* **Task to complete**: Return every record below exactly as written, but leave out the pictures.

* **Entries shown**:
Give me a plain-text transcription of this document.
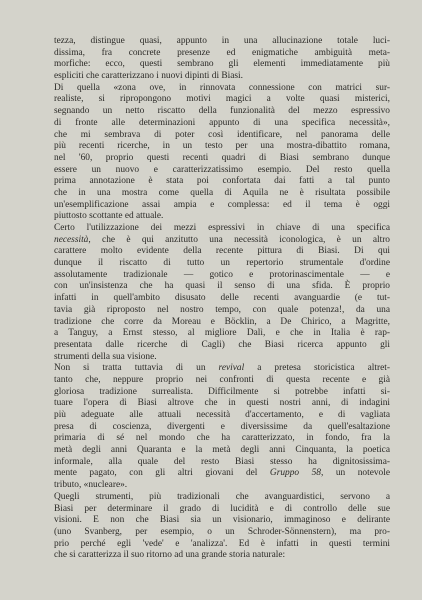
tezza, distingue quasi, appunto in una allucinazione totale luci-
dissima, fra concrete presenze ed enigmatiche ambiguità meta-
morfiche: ecco, questi sembrano gli elementi immediatamente più
espliciti che caratterizzano i nuovi dipinti di Biasi.
Di quella «zona ove, in rinnovata connessione con matrici sur-
realiste, si ripropongono motivi magici a volte quasi misterici,
segnando un netto riscatto della funzionalità del mezzo espressivo
di fronte alle determinazioni appunto di una specifica necessità»,
che mi sembrava di poter così identificare, nel panorama delle
più recenti ricerche, in un testo per una mostra-dibattito romana,
nel '60, proprio questi recenti quadri di Biasi sembrano dunque
essere un nuovo e caratterizzatissimo esempio. Del resto quella
prima annotazione è stata poi confortata dai fatti a tal punto
che in una mostra come quella di Aquila ne è risultata possibile
un'esemplificazione assai ampia e complessa: ed il tema è oggi
piuttosto scottante ed attuale.
Certo l'utilizzazione dei mezzi espressivi in chiave di una specifica
necessità, che è qui anzitutto una necessità iconologica, è un altro
carattere molto evidente della recente pittura di Biasi. Di qui
dunque il riscatto di tutto un repertorio strumentale d'ordine
assolutamente tradizionale — gotico e protorinascimentale — e
con un'insistenza che ha quasi il senso di una sfida. È proprio
infatti in quell'ambito disusato delle recenti avanguardie (e tut-
tavia già riproposto nel nostro tempo, con quale potenza!, da una
tradizione che corre da Moreau e Böcklin, a De Chirico, a Magritte,
a Tanguy, a Ernst stesso, al migliore Dalì, e che in Italia è rap-
presentata dalle ricerche di Cagli) che Biasi ricerca appunto gli
strumenti della sua visione.
Non si tratta tuttavia di un revival a pretesa storicistica altret-
tanto che, neppure proprio nei confronti di questa recente e già
gloriosa tradizione surrealista. Difficilmente si potrebbe infatti si-
tuare l'opera di Biasi altrove che in questi nostri anni, di indagini
più adeguate alle attuali necessità d'accertamento, e di vagliata
presa di coscienza, divergenti e diversissime da quell'esaltazione
primaria di sé nel mondo che ha caratterizzato, in fondo, fra la
metà degli anni Quaranta e la metà degli anni Cinquanta, la poetica
informale, alla quale del resto Biasi stesso ha dignitosissima-
mente pagato, con gli altri giovani del Gruppo 58, un notevole
tributo, «nucleare».
Quegli strumenti, più tradizionali che avanguardistici, servono a
Biasi per determinare il grado di lucidità e di controllo delle sue
visioni. E non che Biasi sia un visionario, immaginoso e delirante
(uno Svanberg, per esempio, o un Schroder-Sönnenstern), ma pro-
prio perché egli 'vede' e 'analizza'. Ed è infatti in questi termini
che si caratterizza il suo ritorno ad una grande storia naturale:
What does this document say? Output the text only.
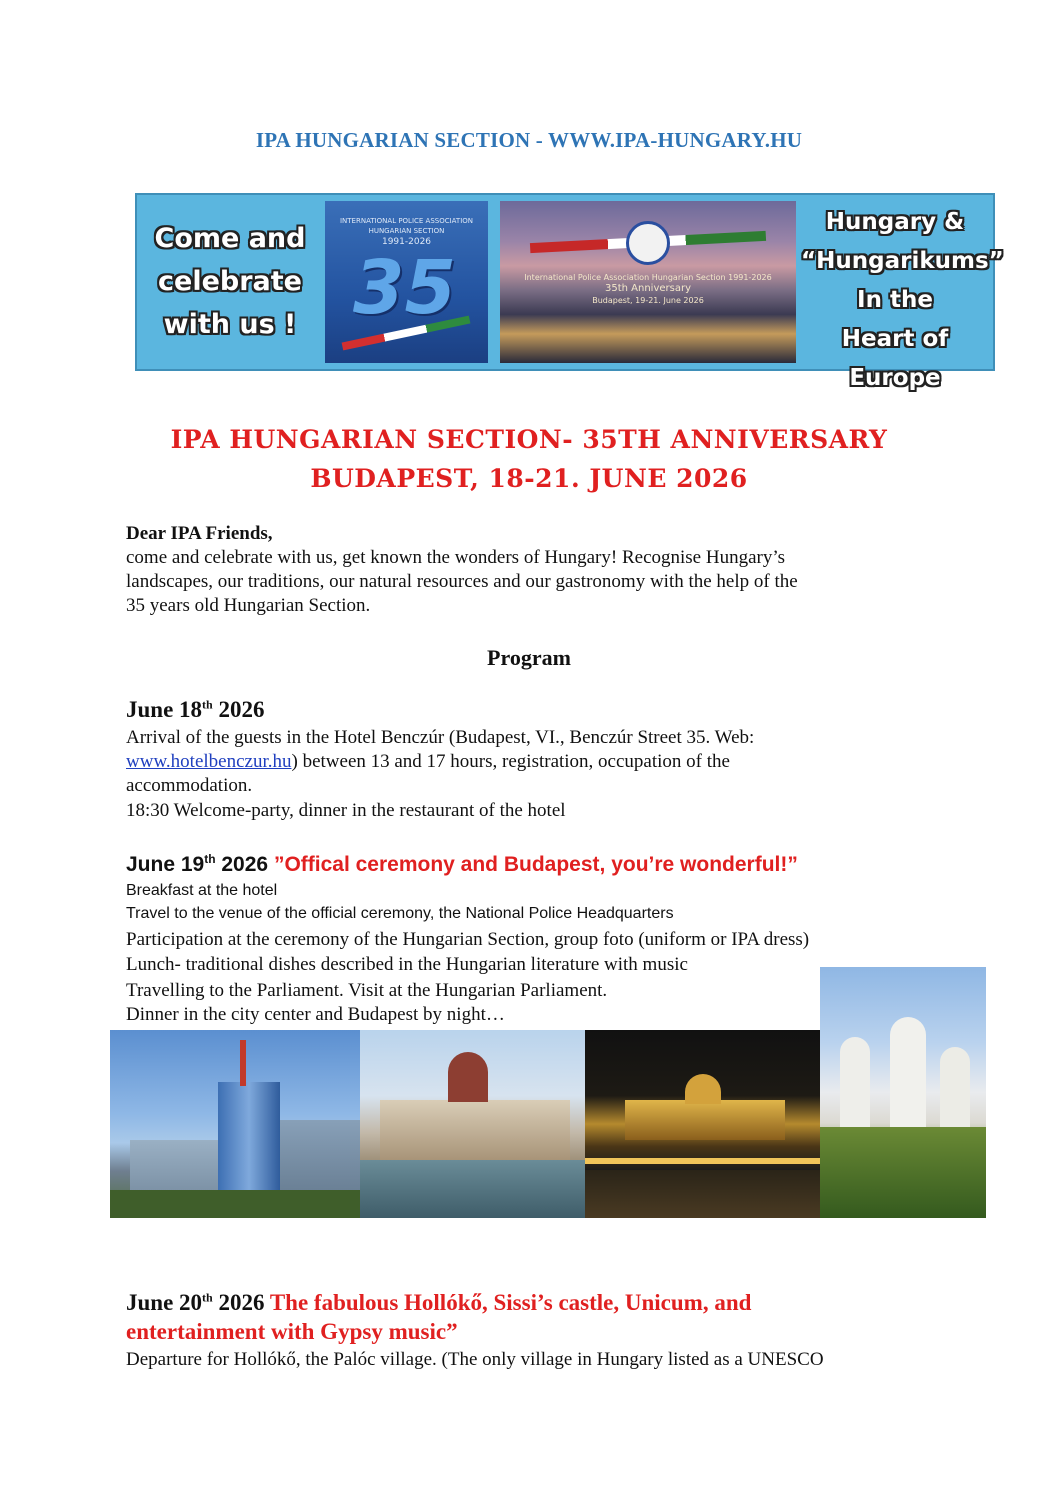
IPA HUNGARIAN SECTION - WWW.IPA-HUNGARY.HU
Come and
celebrate
with us !
INTERNATIONAL POLICE ASSOCIATION
HUNGARIAN SECTION
1991-2026
35	International Police Association Hungarian Section 1991-2026
35th Anniversary
Budapest, 19-21. June 2026
Hungary &
“Hungarikums”
In the
Heart of Europe
IPA HUNGARIAN SECTION- 35TH ANNIVERSARY
BUDAPEST, 18-21. JUNE 2026
Dear IPA Friends,
come and celebrate with us, get known the wonders of Hungary! Recognise Hungary’s
landscapes, our traditions, our natural resources and our gastronomy with the help of the
35 years old Hungarian Section.
Program
June 18th 2026
Arrival of the guests in the Hotel Benczúr (Budapest, VI., Benczúr Street 35. Web:
www.hotelbenczur.hu) between 13 and 17 hours, registration, occupation of the
accommodation.
18:30 Welcome-party, dinner in the restaurant of the hotel
June 19th 2026 ”Offical ceremony and Budapest, you’re wonderful!”
Breakfast at the hotel
Travel to the venue of the official ceremony, the National Police Headquarters
Participation at the ceremony of the Hungarian Section, group foto (uniform or IPA dress)
Lunch- traditional dishes described in the Hungarian literature with music
Travelling to the Parliament. Visit at the Hungarian Parliament.
Dinner in the city center and Budapest by night…
June 20th 2026 The fabulous Hollókő, Sissi’s castle, Unicum, and
entertainment with Gypsy music”
Departure for Hollókő, the Palóc village. (The only village in Hungary listed as a UNESCO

* **Exercise output**:
Give me a plain-text transcription of this document.
tezza, distingue quasi, appunto in una allucinazione totale luci-
dissima, fra concrete presenze ed enigmatiche ambiguità meta-
morfiche: ecco, questi sembrano gli elementi immediatamente più
espliciti che caratterizzano i nuovi dipinti di Biasi.
Di quella «zona ove, in rinnovata connessione con matrici sur-
realiste, si ripropongono motivi magici a volte quasi misterici,
segnando un netto riscatto della funzionalità del mezzo espressivo
di fronte alle determinazioni appunto di una specifica necessità»,
che mi sembrava di poter così identificare, nel panorama delle
più recenti ricerche, in un testo per una mostra-dibattito romana,
nel '60, proprio questi recenti quadri di Biasi sembrano dunque
essere un nuovo e caratterizzatissimo esempio. Del resto quella
prima annotazione è stata poi confortata dai fatti a tal punto
che in una mostra come quella di Aquila ne è risultata possibile
un'esemplificazione assai ampia e complessa: ed il tema è oggi
piuttosto scottante ed attuale.
Certo l'utilizzazione dei mezzi espressivi in chiave di una specifica
necessità, che è qui anzitutto una necessità iconologica, è un altro
carattere molto evidente della recente pittura di Biasi. Di qui
dunque il riscatto di tutto un repertorio strumentale d'ordine
assolutamente tradizionale — gotico e protorinascimentale — e
con un'insistenza che ha quasi il senso di una sfida. È proprio
infatti in quell'ambito disusato delle recenti avanguardie (e tut-
tavia già riproposto nel nostro tempo, con quale potenza!, da una
tradizione che corre da Moreau e Böcklin, a De Chirico, a Magritte,
a Tanguy, a Ernst stesso, al migliore Dalì, e che in Italia è rap-
presentata dalle ricerche di Cagli) che Biasi ricerca appunto gli
strumenti della sua visione.
Non si tratta tuttavia di un revival a pretesa storicistica altret-
tanto che, neppure proprio nei confronti di questa recente e già
gloriosa tradizione surrealista. Difficilmente si potrebbe infatti si-
tuare l'opera di Biasi altrove che in questi nostri anni, di indagini
più adeguate alle attuali necessità d'accertamento, e di vagliata
presa di coscienza, divergenti e diversissime da quell'esaltazione
primaria di sé nel mondo che ha caratterizzato, in fondo, fra la
metà degli anni Quaranta e la metà degli anni Cinquanta, la poetica
informale, alla quale del resto Biasi stesso ha dignitosissima-
mente pagato, con gli altri giovani del Gruppo 58, un notevole
tributo, «nucleare».
Quegli strumenti, più tradizionali che avanguardistici, servono a
Biasi per determinare il grado di lucidità e di controllo delle sue
visioni. E non che Biasi sia un visionario, immaginoso e delirante
(uno Svanberg, per esempio, o un Schroder-Sönnenstern), ma pro-
prio perché egli 'vede' e 'analizza'. Ed è infatti in questi termini
che si caratterizza il suo ritorno ad una grande storia naturale:
What does this document say? Output the text only.
IPA HUNGARIAN SECTION - WWW.IPA-HUNGARY.HU
Come and
celebrate
with us !
INTERNATIONAL POLICE ASSOCIATION
HUNGARIAN SECTION
1991-2026
35	International Police Association Hungarian Section 1991-2026
35th Anniversary
Budapest, 19-21. June 2026
Hungary &
“Hungarikums”
In the
Heart of Europe
IPA HUNGARIAN SECTION- 35TH ANNIVERSARY
BUDAPEST, 18-21. JUNE 2026
Dear IPA Friends,
come and celebrate with us, get known the wonders of Hungary! Recognise Hungary’s
landscapes, our traditions, our natural resources and our gastronomy with the help of the
35 years old Hungarian Section.
Program
June 18th 2026
Arrival of the guests in the Hotel Benczúr (Budapest, VI., Benczúr Street 35. Web:
www.hotelbenczur.hu) between 13 and 17 hours, registration, occupation of the
accommodation.
18:30 Welcome-party, dinner in the restaurant of the hotel
June 19th 2026 ”Offical ceremony and Budapest, you’re wonderful!”
Breakfast at the hotel
Travel to the venue of the official ceremony, the National Police Headquarters
Participation at the ceremony of the Hungarian Section, group foto (uniform or IPA dress)
Lunch- traditional dishes described in the Hungarian literature with music
Travelling to the Parliament. Visit at the Hungarian Parliament.
Dinner in the city center and Budapest by night…
June 20th 2026 The fabulous Hollókő, Sissi’s castle, Unicum, and
entertainment with Gypsy music”
Departure for Hollókő, the Palóc village. (The only village in Hungary listed as a UNESCO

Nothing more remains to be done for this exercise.